All of the entries must be reproduced exactly, with no images carried over.

[Records from a dataset]

○ ○ ○ ○ ○ ○ ○

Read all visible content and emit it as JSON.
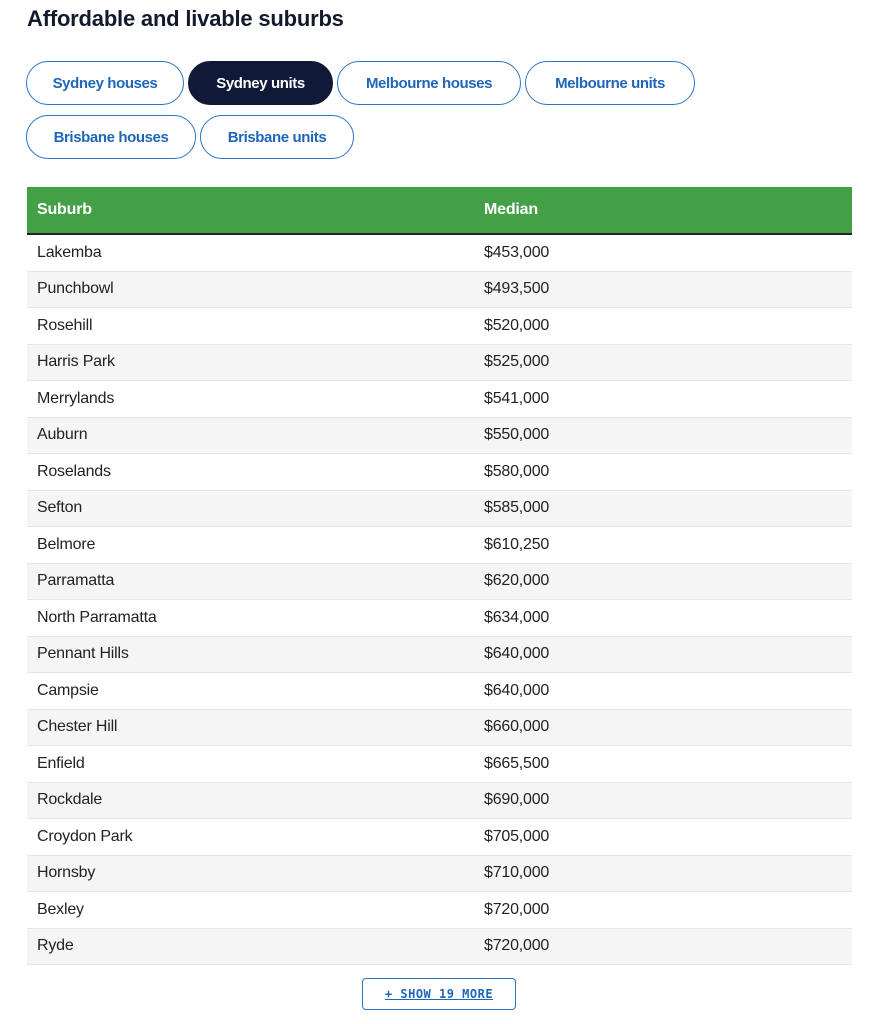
{
  "title": "Affordable and livable suburbs",
  "tabs": [
    {
      "label": "Sydney houses",
      "active": false
    },
    {
      "label": "Sydney units",
      "active": true
    },
    {
      "label": "Melbourne houses",
      "active": false
    },
    {
      "label": "Melbourne units",
      "active": false
    },
    {
      "label": "Brisbane houses",
      "active": false
    },
    {
      "label": "Brisbane units",
      "active": false
    }
  ],
  "table": {
    "headers": [
      "Suburb",
      "Median"
    ],
    "rows": [
      [
        "Lakemba",
        "$453,000"
      ],
      [
        "Punchbowl",
        "$493,500"
      ],
      [
        "Rosehill",
        "$520,000"
      ],
      [
        "Harris Park",
        "$525,000"
      ],
      [
        "Merrylands",
        "$541,000"
      ],
      [
        "Auburn",
        "$550,000"
      ],
      [
        "Roselands",
        "$580,000"
      ],
      [
        "Sefton",
        "$585,000"
      ],
      [
        "Belmore",
        "$610,250"
      ],
      [
        "Parramatta",
        "$620,000"
      ],
      [
        "North Parramatta",
        "$634,000"
      ],
      [
        "Pennant Hills",
        "$640,000"
      ],
      [
        "Campsie",
        "$640,000"
      ],
      [
        "Chester Hill",
        "$660,000"
      ],
      [
        "Enfield",
        "$665,500"
      ],
      [
        "Rockdale",
        "$690,000"
      ],
      [
        "Croydon Park",
        "$705,000"
      ],
      [
        "Hornsby",
        "$710,000"
      ],
      [
        "Bexley",
        "$720,000"
      ],
      [
        "Ryde",
        "$720,000"
      ]
    ]
  },
  "show_more_label": "+ SHOW 19 MORE",
  "colors": {
    "header_green": "#43a047",
    "active_tab": "#101937",
    "accent_blue": "#1f66b8"
  }
}
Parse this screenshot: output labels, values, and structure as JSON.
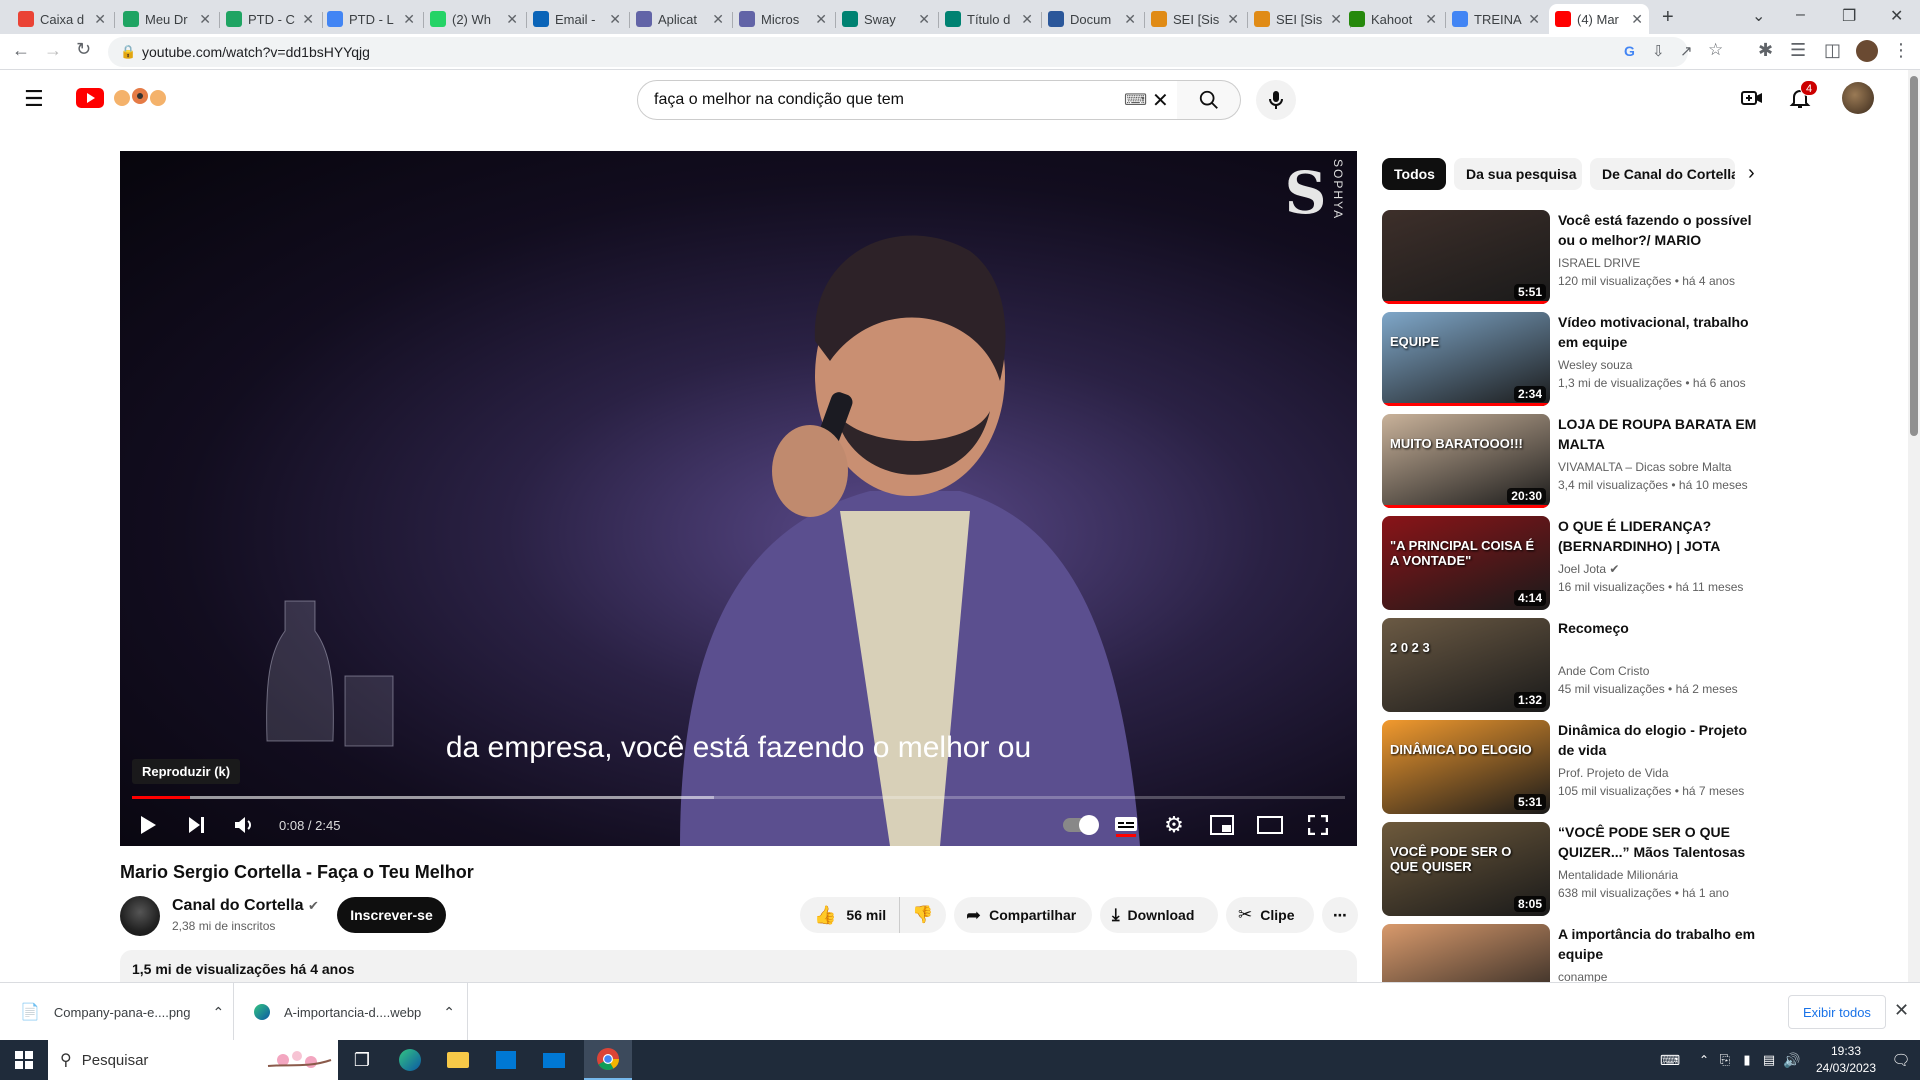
{
  "browser": {
    "tabs": [
      {
        "label": "Caixa d",
        "icon": "gmail-icon",
        "color": "#ea4335"
      },
      {
        "label": "Meu Dr",
        "icon": "drive-icon",
        "color": "#1fa463"
      },
      {
        "label": "PTD - C",
        "icon": "drive-icon",
        "color": "#1fa463"
      },
      {
        "label": "PTD - L",
        "icon": "docs-icon",
        "color": "#4285f4"
      },
      {
        "label": "(2) Wh",
        "icon": "whatsapp-icon",
        "color": "#25d366"
      },
      {
        "label": "Email -",
        "icon": "outlook-icon",
        "color": "#0a64b8"
      },
      {
        "label": "Aplicat",
        "icon": "ms-apps-icon",
        "color": "#6264a7"
      },
      {
        "label": "Micros",
        "icon": "ms-apps-icon",
        "color": "#6264a7"
      },
      {
        "label": "Sway",
        "icon": "sway-icon",
        "color": "#008272"
      },
      {
        "label": "Título d",
        "icon": "sway-icon",
        "color": "#008272"
      },
      {
        "label": "Docum",
        "icon": "word-icon",
        "color": "#2b579a"
      },
      {
        "label": "SEI [Sis",
        "icon": "sei-icon",
        "color": "#e08b16"
      },
      {
        "label": "SEI [Sis",
        "icon": "sei-icon",
        "color": "#e08b16"
      },
      {
        "label": "Kahoot",
        "icon": "kahoot-icon",
        "color": "#26890c"
      },
      {
        "label": "TREINA",
        "icon": "google-icon",
        "color": "#4285f4"
      },
      {
        "label": "(4) Mar",
        "icon": "youtube-icon",
        "color": "#ff0000",
        "active": true
      }
    ],
    "url": "youtube.com/watch?v=dd1bsHYYqjg"
  },
  "youtube": {
    "notification_count": "4",
    "search": {
      "value": "faça o melhor na condição que tem"
    }
  },
  "player": {
    "subtitle": "da empresa, você está fazendo o melhor ou",
    "tooltip": "Reproduzir (k)",
    "time": "0:08 / 2:45",
    "progress_fraction": 0.048,
    "buffered_fraction": 0.48,
    "watermark": "SOPHYA"
  },
  "video": {
    "title": "Mario Sergio Cortella - Faça o Teu Melhor",
    "channel": "Canal do Cortella",
    "subscribers": "2,38 mi de inscritos",
    "subscribe_label": "Inscrever-se",
    "likes": "56 mil",
    "share_label": "Compartilhar",
    "download_label": "Download",
    "clip_label": "Clipe",
    "views_date": "1,5 mi de visualizações  há 4 anos"
  },
  "chips": [
    "Todos",
    "Da sua pesquisa",
    "De Canal do Cortella"
  ],
  "recommendations": [
    {
      "title": "Você está fazendo o possível ou o melhor?/ MARIO SÉRGIO...",
      "channel": "ISRAEL DRIVE",
      "meta": "120 mil visualizações  •  há 4 anos",
      "duration": "5:51",
      "thumb_color": "#3d2f2a",
      "watched": 1.0,
      "verified": false
    },
    {
      "title": "Vídeo motivacional, trabalho em equipe",
      "channel": "Wesley souza",
      "meta": "1,3 mi de visualizações  •  há 6 anos",
      "duration": "2:34",
      "thumb_color": "#7fa7c9",
      "thumb_text": "EQUIPE",
      "watched": 1.0,
      "verified": false
    },
    {
      "title": "LOJA DE ROUPA BARATA EM MALTA",
      "channel": "VIVAMALTA – Dicas sobre Malta",
      "meta": "3,4 mil visualizações  •  há 10 meses",
      "duration": "20:30",
      "thumb_color": "#c9b29a",
      "thumb_text": "MUITO BARATOOO!!!",
      "watched": 1.0,
      "verified": false
    },
    {
      "title": "O QUE É LIDERANÇA? (BERNARDINHO) | JOTA JOTA...",
      "channel": "Joel Jota",
      "meta": "16 mil visualizações  •  há 11 meses",
      "duration": "4:14",
      "thumb_color": "#8a1418",
      "thumb_text": "\"A PRINCIPAL COISA É A VONTADE\"",
      "watched": 0,
      "verified": true
    },
    {
      "title": "Recomeço",
      "channel": "Ande Com Cristo",
      "meta": "45 mil visualizações  •  há 2 meses",
      "duration": "1:32",
      "thumb_color": "#6b5a44",
      "thumb_text": "2 0 2 3",
      "watched": 0,
      "verified": false
    },
    {
      "title": "Dinâmica do elogio - Projeto de vida",
      "channel": "Prof. Projeto de Vida",
      "meta": "105 mil visualizações  •  há 7 meses",
      "duration": "5:31",
      "thumb_color": "#f29a2e",
      "thumb_text": "DINÂMICA DO ELOGIO",
      "watched": 0,
      "verified": false
    },
    {
      "title": "“VOCÊ PODE SER O QUE QUIZER...” Mãos Talentosas A...",
      "channel": "Mentalidade Milionária",
      "meta": "638 mil visualizações  •  há 1 ano",
      "duration": "8:05",
      "thumb_color": "#6e5a3c",
      "thumb_text": "VOCÊ PODE SER O QUE QUISER",
      "watched": 0,
      "verified": false
    },
    {
      "title": "A importância do trabalho em equipe",
      "channel": "conampe",
      "meta": "",
      "duration": "",
      "thumb_color": "#d99a6c",
      "watched": 0,
      "verified": false
    }
  ],
  "downloads": [
    {
      "name": "Company-pana-e....png",
      "icon": "file-icon"
    },
    {
      "name": "A-importancia-d....webp",
      "icon": "edge-icon"
    }
  ],
  "show_all_label": "Exibir todos",
  "taskbar": {
    "search_placeholder": "Pesquisar",
    "time": "19:33",
    "date": "24/03/2023"
  }
}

○ ○ ○ ○ ○ ○ ○

> Written solution
Read all visible content and emit it as JSON.
{
  "title": "Affordable and livable suburbs",
  "tabs": [
    {
      "label": "Sydney houses",
      "active": false
    },
    {
      "label": "Sydney units",
      "active": true
    },
    {
      "label": "Melbourne houses",
      "active": false
    },
    {
      "label": "Melbourne units",
      "active": false
    },
    {
      "label": "Brisbane houses",
      "active": false
    },
    {
      "label": "Brisbane units",
      "active": false
    }
  ],
  "table": {
    "headers": [
      "Suburb",
      "Median"
    ],
    "rows": [
      [
        "Lakemba",
        "$453,000"
      ],
      [
        "Punchbowl",
        "$493,500"
      ],
      [
        "Rosehill",
        "$520,000"
      ],
      [
        "Harris Park",
        "$525,000"
      ],
      [
        "Merrylands",
        "$541,000"
      ],
      [
        "Auburn",
        "$550,000"
      ],
      [
        "Roselands",
        "$580,000"
      ],
      [
        "Sefton",
        "$585,000"
      ],
      [
        "Belmore",
        "$610,250"
      ],
      [
        "Parramatta",
        "$620,000"
      ],
      [
        "North Parramatta",
        "$634,000"
      ],
      [
        "Pennant Hills",
        "$640,000"
      ],
      [
        "Campsie",
        "$640,000"
      ],
      [
        "Chester Hill",
        "$660,000"
      ],
      [
        "Enfield",
        "$665,500"
      ],
      [
        "Rockdale",
        "$690,000"
      ],
      [
        "Croydon Park",
        "$705,000"
      ],
      [
        "Hornsby",
        "$710,000"
      ],
      [
        "Bexley",
        "$720,000"
      ],
      [
        "Ryde",
        "$720,000"
      ]
    ]
  },
  "show_more_label": "+ SHOW 19 MORE",
  "colors": {
    "header_green": "#43a047",
    "active_tab": "#101937",
    "accent_blue": "#1f66b8"
  }
}
Parse this screenshot: output labels, values, and structure as JSON.
{
  "browser": {
    "tabs": [
      {
        "label": "Caixa d",
        "icon": "gmail-icon",
        "color": "#ea4335"
      },
      {
        "label": "Meu Dr",
        "icon": "drive-icon",
        "color": "#1fa463"
      },
      {
        "label": "PTD - C",
        "icon": "drive-icon",
        "color": "#1fa463"
      },
      {
        "label": "PTD - L",
        "icon": "docs-icon",
        "color": "#4285f4"
      },
      {
        "label": "(2) Wh",
        "icon": "whatsapp-icon",
        "color": "#25d366"
      },
      {
        "label": "Email -",
        "icon": "outlook-icon",
        "color": "#0a64b8"
      },
      {
        "label": "Aplicat",
        "icon": "ms-apps-icon",
        "color": "#6264a7"
      },
      {
        "label": "Micros",
        "icon": "ms-apps-icon",
        "color": "#6264a7"
      },
      {
        "label": "Sway",
        "icon": "sway-icon",
        "color": "#008272"
      },
      {
        "label": "Título d",
        "icon": "sway-icon",
        "color": "#008272"
      },
      {
        "label": "Docum",
        "icon": "word-icon",
        "color": "#2b579a"
      },
      {
        "label": "SEI [Sis",
        "icon": "sei-icon",
        "color": "#e08b16"
      },
      {
        "label": "SEI [Sis",
        "icon": "sei-icon",
        "color": "#e08b16"
      },
      {
        "label": "Kahoot",
        "icon": "kahoot-icon",
        "color": "#26890c"
      },
      {
        "label": "TREINA",
        "icon": "google-icon",
        "color": "#4285f4"
      },
      {
        "label": "(4) Mar",
        "icon": "youtube-icon",
        "color": "#ff0000",
        "active": true
      }
    ],
    "url": "youtube.com/watch?v=dd1bsHYYqjg"
  },
  "youtube": {
    "notification_count": "4",
    "search": {
      "value": "faça o melhor na condição que tem"
    }
  },
  "player": {
    "subtitle": "da empresa, você está fazendo o melhor ou",
    "tooltip": "Reproduzir (k)",
    "time": "0:08 / 2:45",
    "progress_fraction": 0.048,
    "buffered_fraction": 0.48,
    "watermark": "SOPHYA"
  },
  "video": {
    "title": "Mario Sergio Cortella - Faça o Teu Melhor",
    "channel": "Canal do Cortella",
    "subscribers": "2,38 mi de inscritos",
    "subscribe_label": "Inscrever-se",
    "likes": "56 mil",
    "share_label": "Compartilhar",
    "download_label": "Download",
    "clip_label": "Clipe",
    "views_date": "1,5 mi de visualizações  há 4 anos"
  },
  "chips": [
    "Todos",
    "Da sua pesquisa",
    "De Canal do Cortella"
  ],
  "recommendations": [
    {
      "title": "Você está fazendo o possível ou o melhor?/ MARIO SÉRGIO...",
      "channel": "ISRAEL DRIVE",
      "meta": "120 mil visualizações  •  há 4 anos",
      "duration": "5:51",
      "thumb_color": "#3d2f2a",
      "watched": 1.0,
      "verified": false
    },
    {
      "title": "Vídeo motivacional, trabalho em equipe",
      "channel": "Wesley souza",
      "meta": "1,3 mi de visualizações  •  há 6 anos",
      "duration": "2:34",
      "thumb_color": "#7fa7c9",
      "thumb_text": "EQUIPE",
      "watched": 1.0,
      "verified": false
    },
    {
      "title": "LOJA DE ROUPA BARATA EM MALTA",
      "channel": "VIVAMALTA – Dicas sobre Malta",
      "meta": "3,4 mil visualizações  •  há 10 meses",
      "duration": "20:30",
      "thumb_color": "#c9b29a",
      "thumb_text": "MUITO BARATOOO!!!",
      "watched": 1.0,
      "verified": false
    },
    {
      "title": "O QUE É LIDERANÇA? (BERNARDINHO) | JOTA JOTA...",
      "channel": "Joel Jota",
      "meta": "16 mil visualizações  •  há 11 meses",
      "duration": "4:14",
      "thumb_color": "#8a1418",
      "thumb_text": "\"A PRINCIPAL COISA É A VONTADE\"",
      "watched": 0,
      "verified": true
    },
    {
      "title": "Recomeço",
      "channel": "Ande Com Cristo",
      "meta": "45 mil visualizações  •  há 2 meses",
      "duration": "1:32",
      "thumb_color": "#6b5a44",
      "thumb_text": "2 0 2 3",
      "watched": 0,
      "verified": false
    },
    {
      "title": "Dinâmica do elogio - Projeto de vida",
      "channel": "Prof. Projeto de Vida",
      "meta": "105 mil visualizações  •  há 7 meses",
      "duration": "5:31",
      "thumb_color": "#f29a2e",
      "thumb_text": "DINÂMICA DO ELOGIO",
      "watched": 0,
      "verified": false
    },
    {
      "title": "“VOCÊ PODE SER O QUE QUIZER...” Mãos Talentosas A...",
      "channel": "Mentalidade Milionária",
      "meta": "638 mil visualizações  •  há 1 ano",
      "duration": "8:05",
      "thumb_color": "#6e5a3c",
      "thumb_text": "VOCÊ PODE SER O QUE QUISER",
      "watched": 0,
      "verified": false
    },
    {
      "title": "A importância do trabalho em equipe",
      "channel": "conampe",
      "meta": "",
      "duration": "",
      "thumb_color": "#d99a6c",
      "watched": 0,
      "verified": false
    }
  ],
  "downloads": [
    {
      "name": "Company-pana-e....png",
      "icon": "file-icon"
    },
    {
      "name": "A-importancia-d....webp",
      "icon": "edge-icon"
    }
  ],
  "show_all_label": "Exibir todos",
  "taskbar": {
    "search_placeholder": "Pesquisar",
    "time": "19:33",
    "date": "24/03/2023"
  }
}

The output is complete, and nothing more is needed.